*PROVIDED MATERIAL*:
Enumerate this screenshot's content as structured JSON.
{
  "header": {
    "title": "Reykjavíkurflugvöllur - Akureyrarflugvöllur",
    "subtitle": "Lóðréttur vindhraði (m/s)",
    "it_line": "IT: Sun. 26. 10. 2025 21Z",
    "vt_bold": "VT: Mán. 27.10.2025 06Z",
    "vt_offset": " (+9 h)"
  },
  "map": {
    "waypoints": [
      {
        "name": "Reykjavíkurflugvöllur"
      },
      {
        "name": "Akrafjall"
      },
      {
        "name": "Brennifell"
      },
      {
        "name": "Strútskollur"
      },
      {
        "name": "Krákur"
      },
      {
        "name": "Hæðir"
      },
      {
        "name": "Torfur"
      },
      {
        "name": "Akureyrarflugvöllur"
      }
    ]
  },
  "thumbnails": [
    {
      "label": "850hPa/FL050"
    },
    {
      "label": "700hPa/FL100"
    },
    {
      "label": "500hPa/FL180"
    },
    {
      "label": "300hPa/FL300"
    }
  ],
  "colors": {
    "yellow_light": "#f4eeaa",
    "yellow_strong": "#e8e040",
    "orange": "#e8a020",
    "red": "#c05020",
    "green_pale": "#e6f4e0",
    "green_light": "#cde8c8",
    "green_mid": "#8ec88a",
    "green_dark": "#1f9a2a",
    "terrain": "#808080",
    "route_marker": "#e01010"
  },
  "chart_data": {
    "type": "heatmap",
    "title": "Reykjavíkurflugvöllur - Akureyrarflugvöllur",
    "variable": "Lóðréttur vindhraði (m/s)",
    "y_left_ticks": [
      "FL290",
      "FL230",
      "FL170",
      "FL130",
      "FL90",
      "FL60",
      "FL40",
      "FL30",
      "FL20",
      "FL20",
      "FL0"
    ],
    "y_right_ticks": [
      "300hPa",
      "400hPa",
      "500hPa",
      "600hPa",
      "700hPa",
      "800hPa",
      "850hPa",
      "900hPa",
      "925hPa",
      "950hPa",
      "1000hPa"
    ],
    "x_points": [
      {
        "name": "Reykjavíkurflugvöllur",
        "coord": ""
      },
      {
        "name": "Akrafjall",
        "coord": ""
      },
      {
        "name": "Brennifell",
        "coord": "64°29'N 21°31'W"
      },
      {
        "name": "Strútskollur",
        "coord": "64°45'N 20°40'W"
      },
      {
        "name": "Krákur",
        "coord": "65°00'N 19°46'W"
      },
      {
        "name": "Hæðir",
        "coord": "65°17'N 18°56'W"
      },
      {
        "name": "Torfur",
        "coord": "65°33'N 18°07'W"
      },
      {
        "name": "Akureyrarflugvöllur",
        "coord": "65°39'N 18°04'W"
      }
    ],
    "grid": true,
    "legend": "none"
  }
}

*SHORT PROBLEM*: Copy out all lines where the word "Lóðréttur" appears.

*ANSWER TO THE EXERCISE*:
    "subtitle": "Lóðréttur vindhraði (m/s)",
    "variable": "Lóðréttur vindhraði (m/s)",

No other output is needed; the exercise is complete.